### Stored entries
# # # # #

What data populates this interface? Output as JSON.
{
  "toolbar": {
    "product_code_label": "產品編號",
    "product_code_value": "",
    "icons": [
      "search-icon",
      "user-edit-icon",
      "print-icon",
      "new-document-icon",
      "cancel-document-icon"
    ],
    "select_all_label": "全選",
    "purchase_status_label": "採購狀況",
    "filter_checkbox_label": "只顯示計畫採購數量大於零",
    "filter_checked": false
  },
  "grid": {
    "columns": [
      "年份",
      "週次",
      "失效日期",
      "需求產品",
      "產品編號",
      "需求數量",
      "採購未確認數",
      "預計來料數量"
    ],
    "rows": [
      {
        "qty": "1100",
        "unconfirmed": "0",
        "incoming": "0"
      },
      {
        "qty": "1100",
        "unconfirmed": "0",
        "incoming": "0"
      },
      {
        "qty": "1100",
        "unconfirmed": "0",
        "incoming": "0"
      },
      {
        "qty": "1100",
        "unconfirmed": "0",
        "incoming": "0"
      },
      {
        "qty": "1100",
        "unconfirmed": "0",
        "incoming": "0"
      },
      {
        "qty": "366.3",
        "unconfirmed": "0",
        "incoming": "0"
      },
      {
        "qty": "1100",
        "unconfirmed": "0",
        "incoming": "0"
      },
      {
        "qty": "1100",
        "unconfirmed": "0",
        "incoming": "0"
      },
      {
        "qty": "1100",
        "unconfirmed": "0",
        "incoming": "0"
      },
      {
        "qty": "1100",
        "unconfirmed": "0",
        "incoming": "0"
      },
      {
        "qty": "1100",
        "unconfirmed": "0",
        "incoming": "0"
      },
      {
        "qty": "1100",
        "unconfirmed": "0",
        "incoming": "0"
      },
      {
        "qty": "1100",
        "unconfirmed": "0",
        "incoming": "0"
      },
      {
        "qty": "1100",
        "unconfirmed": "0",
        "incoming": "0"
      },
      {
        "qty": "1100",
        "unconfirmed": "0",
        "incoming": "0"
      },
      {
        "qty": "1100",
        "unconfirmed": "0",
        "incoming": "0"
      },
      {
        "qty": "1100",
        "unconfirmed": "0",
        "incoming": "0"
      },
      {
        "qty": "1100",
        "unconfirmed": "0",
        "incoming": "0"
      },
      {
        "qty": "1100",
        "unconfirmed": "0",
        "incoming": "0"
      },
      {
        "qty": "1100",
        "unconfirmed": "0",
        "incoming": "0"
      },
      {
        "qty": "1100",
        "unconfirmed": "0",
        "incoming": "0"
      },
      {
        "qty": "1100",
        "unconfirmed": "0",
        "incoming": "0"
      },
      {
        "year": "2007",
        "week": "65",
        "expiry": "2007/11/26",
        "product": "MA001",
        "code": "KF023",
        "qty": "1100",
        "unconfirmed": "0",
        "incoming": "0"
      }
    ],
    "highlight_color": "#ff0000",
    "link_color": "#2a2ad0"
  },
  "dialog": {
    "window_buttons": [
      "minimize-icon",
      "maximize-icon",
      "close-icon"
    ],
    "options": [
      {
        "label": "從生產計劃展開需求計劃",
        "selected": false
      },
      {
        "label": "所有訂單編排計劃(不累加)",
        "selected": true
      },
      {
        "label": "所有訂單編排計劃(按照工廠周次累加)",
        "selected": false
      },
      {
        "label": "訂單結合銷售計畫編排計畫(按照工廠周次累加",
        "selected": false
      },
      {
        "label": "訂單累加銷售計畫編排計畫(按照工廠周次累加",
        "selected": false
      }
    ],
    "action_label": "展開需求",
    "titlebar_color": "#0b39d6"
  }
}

# # # # #

### EXERCISE BRIEF
Extract each line from the listing above, please, and repeat it exactly.

### FINISHED EXERCISE
What data populates this interface? Output as JSON.
{
  "toolbar": {
    "product_code_label": "產品編號",
    "product_code_value": "",
    "icons": [
      "search-icon",
      "user-edit-icon",
      "print-icon",
      "new-document-icon",
      "cancel-document-icon"
    ],
    "select_all_label": "全選",
    "purchase_status_label": "採購狀況",
    "filter_checkbox_label": "只顯示計畫採購數量大於零",
    "filter_checked": false
  },
  "grid": {
    "columns": [
      "年份",
      "週次",
      "失效日期",
      "需求產品",
      "產品編號",
      "需求數量",
      "採購未確認數",
      "預計來料數量"
    ],
    "rows": [
      {
        "qty": "1100",
        "unconfirmed": "0",
        "incoming": "0"
      },
      {
        "qty": "1100",
        "unconfirmed": "0",
        "incoming": "0"
      },
      {
        "qty": "1100",
        "unconfirmed": "0",
        "incoming": "0"
      },
      {
        "qty": "1100",
        "unconfirmed": "0",
        "incoming": "0"
      },
      {
        "qty": "1100",
        "unconfirmed": "0",
        "incoming": "0"
      },
      {
        "qty": "366.3",
        "unconfirmed": "0",
        "incoming": "0"
      },
      {
        "qty": "1100",
        "unconfirmed": "0",
        "incoming": "0"
      },
      {
        "qty": "1100",
        "unconfirmed": "0",
        "incoming": "0"
      },
      {
        "qty": "1100",
        "unconfirmed": "0",
        "incoming": "0"
      },
      {
        "qty": "1100",
        "unconfirmed": "0",
        "incoming": "0"
      },
      {
        "qty": "1100",
        "unconfirmed": "0",
        "incoming": "0"
      },
      {
        "qty": "1100",
        "unconfirmed": "0",
        "incoming": "0"
      },
      {
        "qty": "1100",
        "unconfirmed": "0",
        "incoming": "0"
      },
      {
        "qty": "1100",
        "unconfirmed": "0",
        "incoming": "0"
      },
      {
        "qty": "1100",
        "unconfirmed": "0",
        "incoming": "0"
      },
      {
        "qty": "1100",
        "unconfirmed": "0",
        "incoming": "0"
      },
      {
        "qty": "1100",
        "unconfirmed": "0",
        "incoming": "0"
      },
      {
        "qty": "1100",
        "unconfirmed": "0",
        "incoming": "0"
      },
      {
        "qty": "1100",
        "unconfirmed": "0",
        "incoming": "0"
      },
      {
        "qty": "1100",
        "unconfirmed": "0",
        "incoming": "0"
      },
      {
        "qty": "1100",
        "unconfirmed": "0",
        "incoming": "0"
      },
      {
        "qty": "1100",
        "unconfirmed": "0",
        "incoming": "0"
      },
      {
        "year": "2007",
        "week": "65",
        "expiry": "2007/11/26",
        "product": "MA001",
        "code": "KF023",
        "qty": "1100",
        "unconfirmed": "0",
        "incoming": "0"
      }
    ],
    "highlight_color": "#ff0000",
    "link_color": "#2a2ad0"
  },
  "dialog": {
    "window_buttons": [
      "minimize-icon",
      "maximize-icon",
      "close-icon"
    ],
    "options": [
      {
        "label": "從生產計劃展開需求計劃",
        "selected": false
      },
      {
        "label": "所有訂單編排計劃(不累加)",
        "selected": true
      },
      {
        "label": "所有訂單編排計劃(按照工廠周次累加)",
        "selected": false
      },
      {
        "label": "訂單結合銷售計畫編排計畫(按照工廠周次累加",
        "selected": false
      },
      {
        "label": "訂單累加銷售計畫編排計畫(按照工廠周次累加",
        "selected": false
      }
    ],
    "action_label": "展開需求",
    "titlebar_color": "#0b39d6"
  }
}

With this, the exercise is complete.